Request =
Identify each line containing the word "วภาพและเศรษฐก" and copy it.

Listing =
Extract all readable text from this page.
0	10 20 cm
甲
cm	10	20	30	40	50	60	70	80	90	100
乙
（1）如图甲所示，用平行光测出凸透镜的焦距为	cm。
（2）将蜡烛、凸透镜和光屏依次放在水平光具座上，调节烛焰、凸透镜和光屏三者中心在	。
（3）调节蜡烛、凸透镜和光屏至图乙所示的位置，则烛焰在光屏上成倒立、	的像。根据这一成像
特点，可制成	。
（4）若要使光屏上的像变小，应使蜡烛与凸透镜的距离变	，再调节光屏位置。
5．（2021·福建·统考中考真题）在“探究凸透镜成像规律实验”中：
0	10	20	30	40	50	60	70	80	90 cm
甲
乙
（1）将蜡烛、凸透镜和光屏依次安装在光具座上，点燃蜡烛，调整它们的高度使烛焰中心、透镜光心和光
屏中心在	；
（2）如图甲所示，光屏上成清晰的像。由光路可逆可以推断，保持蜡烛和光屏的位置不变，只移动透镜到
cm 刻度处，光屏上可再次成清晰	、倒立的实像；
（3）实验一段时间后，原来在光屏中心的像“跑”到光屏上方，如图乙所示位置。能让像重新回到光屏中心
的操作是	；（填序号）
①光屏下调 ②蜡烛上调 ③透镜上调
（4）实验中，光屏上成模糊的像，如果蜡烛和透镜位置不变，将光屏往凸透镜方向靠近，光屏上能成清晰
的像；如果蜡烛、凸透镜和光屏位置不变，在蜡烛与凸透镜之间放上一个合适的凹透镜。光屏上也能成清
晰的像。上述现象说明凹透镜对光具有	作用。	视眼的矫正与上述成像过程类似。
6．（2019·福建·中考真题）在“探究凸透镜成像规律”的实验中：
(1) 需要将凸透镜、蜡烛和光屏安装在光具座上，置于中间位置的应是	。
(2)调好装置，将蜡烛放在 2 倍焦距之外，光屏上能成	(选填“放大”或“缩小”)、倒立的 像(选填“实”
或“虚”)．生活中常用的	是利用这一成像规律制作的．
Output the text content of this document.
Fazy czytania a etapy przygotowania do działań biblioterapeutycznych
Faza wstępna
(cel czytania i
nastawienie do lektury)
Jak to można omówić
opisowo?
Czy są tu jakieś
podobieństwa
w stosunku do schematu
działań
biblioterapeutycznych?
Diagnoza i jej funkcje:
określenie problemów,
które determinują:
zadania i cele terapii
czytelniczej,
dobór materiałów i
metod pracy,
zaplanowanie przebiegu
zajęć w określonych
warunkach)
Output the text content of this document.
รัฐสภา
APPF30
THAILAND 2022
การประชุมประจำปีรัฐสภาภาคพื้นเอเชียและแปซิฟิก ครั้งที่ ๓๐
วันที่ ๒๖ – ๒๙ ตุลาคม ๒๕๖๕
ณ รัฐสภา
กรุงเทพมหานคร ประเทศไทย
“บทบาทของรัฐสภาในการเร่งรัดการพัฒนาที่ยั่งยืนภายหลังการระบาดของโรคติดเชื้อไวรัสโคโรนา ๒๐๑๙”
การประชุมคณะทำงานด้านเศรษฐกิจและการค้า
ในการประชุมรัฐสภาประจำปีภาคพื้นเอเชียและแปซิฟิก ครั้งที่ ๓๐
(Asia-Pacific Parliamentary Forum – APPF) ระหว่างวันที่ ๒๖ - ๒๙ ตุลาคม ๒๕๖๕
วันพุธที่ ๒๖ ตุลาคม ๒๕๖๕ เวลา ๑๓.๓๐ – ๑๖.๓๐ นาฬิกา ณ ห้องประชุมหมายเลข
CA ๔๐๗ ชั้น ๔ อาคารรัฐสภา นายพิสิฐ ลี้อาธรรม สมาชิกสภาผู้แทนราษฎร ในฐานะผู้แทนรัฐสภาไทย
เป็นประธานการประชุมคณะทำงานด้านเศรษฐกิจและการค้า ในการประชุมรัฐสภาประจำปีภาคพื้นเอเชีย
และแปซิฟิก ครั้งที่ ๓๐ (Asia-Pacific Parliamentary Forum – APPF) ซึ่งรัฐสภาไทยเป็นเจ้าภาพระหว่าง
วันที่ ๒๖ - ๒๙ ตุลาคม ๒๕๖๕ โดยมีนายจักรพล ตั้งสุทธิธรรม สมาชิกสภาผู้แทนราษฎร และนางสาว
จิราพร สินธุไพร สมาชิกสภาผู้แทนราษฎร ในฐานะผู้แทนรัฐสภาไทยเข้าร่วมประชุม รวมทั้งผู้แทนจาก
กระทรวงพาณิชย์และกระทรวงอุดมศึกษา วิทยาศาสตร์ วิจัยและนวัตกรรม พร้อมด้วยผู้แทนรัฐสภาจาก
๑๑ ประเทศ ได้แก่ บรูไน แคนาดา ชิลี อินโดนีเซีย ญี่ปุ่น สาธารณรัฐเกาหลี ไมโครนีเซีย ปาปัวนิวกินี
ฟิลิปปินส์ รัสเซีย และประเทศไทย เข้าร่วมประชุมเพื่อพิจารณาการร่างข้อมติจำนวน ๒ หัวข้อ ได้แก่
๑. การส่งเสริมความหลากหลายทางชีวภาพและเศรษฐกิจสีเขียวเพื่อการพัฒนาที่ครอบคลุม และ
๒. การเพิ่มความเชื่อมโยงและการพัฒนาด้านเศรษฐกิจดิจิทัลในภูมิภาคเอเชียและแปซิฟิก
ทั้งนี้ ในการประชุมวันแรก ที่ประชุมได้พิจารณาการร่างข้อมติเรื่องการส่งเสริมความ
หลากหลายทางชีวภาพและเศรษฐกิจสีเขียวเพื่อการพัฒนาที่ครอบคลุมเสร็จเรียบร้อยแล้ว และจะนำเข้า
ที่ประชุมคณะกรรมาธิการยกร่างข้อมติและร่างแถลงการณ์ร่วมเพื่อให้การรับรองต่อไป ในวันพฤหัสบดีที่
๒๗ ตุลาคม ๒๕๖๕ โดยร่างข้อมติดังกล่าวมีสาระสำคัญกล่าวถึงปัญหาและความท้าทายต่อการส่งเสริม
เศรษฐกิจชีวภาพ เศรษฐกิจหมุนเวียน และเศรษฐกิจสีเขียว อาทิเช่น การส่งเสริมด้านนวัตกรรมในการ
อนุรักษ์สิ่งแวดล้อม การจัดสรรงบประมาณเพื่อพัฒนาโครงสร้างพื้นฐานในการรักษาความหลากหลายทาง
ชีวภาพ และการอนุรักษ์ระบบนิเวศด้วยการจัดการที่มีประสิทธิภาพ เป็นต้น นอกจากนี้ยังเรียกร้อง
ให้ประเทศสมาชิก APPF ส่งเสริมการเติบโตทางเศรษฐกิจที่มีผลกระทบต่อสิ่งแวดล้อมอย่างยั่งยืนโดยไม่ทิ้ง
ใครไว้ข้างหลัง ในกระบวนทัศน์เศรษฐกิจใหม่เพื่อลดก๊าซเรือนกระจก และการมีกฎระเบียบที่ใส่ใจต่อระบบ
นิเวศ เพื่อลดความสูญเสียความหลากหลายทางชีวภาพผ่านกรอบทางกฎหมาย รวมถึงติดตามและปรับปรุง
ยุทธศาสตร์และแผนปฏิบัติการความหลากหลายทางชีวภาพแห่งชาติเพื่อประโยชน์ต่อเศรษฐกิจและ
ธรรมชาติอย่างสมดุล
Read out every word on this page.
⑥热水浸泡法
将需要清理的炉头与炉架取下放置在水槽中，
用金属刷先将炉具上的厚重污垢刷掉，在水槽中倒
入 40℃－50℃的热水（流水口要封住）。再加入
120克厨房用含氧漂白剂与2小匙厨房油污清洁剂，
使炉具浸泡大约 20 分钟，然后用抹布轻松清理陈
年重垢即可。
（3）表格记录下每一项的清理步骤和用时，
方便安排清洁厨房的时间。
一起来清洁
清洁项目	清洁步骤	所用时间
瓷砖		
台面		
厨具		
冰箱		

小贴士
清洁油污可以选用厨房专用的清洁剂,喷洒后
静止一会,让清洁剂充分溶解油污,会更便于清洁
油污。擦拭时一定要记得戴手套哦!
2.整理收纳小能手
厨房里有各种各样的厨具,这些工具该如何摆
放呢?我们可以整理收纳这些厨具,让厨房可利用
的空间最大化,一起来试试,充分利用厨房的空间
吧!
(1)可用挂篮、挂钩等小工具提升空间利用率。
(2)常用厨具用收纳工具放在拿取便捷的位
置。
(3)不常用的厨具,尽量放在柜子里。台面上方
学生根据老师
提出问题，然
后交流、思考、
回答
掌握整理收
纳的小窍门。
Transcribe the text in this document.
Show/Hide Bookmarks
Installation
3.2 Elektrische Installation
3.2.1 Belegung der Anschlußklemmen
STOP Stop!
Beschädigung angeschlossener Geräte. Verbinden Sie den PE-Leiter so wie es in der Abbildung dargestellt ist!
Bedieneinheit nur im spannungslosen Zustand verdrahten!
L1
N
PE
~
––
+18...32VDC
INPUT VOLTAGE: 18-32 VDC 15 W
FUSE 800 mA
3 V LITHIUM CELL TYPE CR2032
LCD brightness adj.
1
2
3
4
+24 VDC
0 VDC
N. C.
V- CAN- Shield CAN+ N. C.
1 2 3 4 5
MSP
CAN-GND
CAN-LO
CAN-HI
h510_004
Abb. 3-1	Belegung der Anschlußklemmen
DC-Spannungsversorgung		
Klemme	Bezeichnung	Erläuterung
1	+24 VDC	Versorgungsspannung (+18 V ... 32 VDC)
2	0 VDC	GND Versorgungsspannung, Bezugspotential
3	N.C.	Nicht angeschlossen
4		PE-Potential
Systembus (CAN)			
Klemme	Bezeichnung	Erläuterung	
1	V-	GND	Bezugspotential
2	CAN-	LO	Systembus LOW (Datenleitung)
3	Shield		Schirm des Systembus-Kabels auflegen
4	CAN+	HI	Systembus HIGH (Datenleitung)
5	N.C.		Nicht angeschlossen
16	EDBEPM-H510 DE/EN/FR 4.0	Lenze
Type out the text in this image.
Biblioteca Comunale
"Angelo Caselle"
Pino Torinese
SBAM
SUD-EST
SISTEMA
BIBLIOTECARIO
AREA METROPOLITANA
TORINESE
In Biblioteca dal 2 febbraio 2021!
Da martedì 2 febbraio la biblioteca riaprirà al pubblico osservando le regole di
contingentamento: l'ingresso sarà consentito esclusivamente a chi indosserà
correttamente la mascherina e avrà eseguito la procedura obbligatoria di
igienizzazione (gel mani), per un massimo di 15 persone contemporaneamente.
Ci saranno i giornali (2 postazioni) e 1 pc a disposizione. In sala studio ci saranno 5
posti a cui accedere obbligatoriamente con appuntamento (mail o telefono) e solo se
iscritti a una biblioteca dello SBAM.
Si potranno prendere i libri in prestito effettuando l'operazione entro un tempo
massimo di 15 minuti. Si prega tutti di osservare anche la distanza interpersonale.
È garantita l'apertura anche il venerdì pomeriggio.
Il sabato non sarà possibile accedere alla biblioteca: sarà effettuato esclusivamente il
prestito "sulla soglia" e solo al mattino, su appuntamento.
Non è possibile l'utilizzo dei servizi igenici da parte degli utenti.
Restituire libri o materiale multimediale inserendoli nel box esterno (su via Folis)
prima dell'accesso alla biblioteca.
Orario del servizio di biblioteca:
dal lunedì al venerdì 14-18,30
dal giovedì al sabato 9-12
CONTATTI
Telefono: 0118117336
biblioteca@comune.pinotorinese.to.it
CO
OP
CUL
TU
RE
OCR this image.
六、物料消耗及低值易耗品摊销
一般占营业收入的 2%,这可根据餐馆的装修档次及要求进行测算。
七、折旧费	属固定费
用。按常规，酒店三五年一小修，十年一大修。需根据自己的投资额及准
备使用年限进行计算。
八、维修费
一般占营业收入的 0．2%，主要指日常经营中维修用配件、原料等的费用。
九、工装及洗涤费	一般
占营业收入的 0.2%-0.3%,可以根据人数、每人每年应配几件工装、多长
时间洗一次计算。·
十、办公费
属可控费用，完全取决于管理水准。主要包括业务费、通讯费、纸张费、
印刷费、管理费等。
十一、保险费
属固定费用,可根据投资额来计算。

Complete response =
๑. การส่งเสริมความหลากหลายทางชีวภาพและเศรษฐกิจสีเขียวเพื่อการพัฒนาที่ครอบคลุม และ
หลากหลายทางชีวภาพและเศรษฐกิจสีเขียวเพื่อการพัฒนาที่ครอบคลุมเสร็จเรียบร้อยแล้ว และจะนำเข้า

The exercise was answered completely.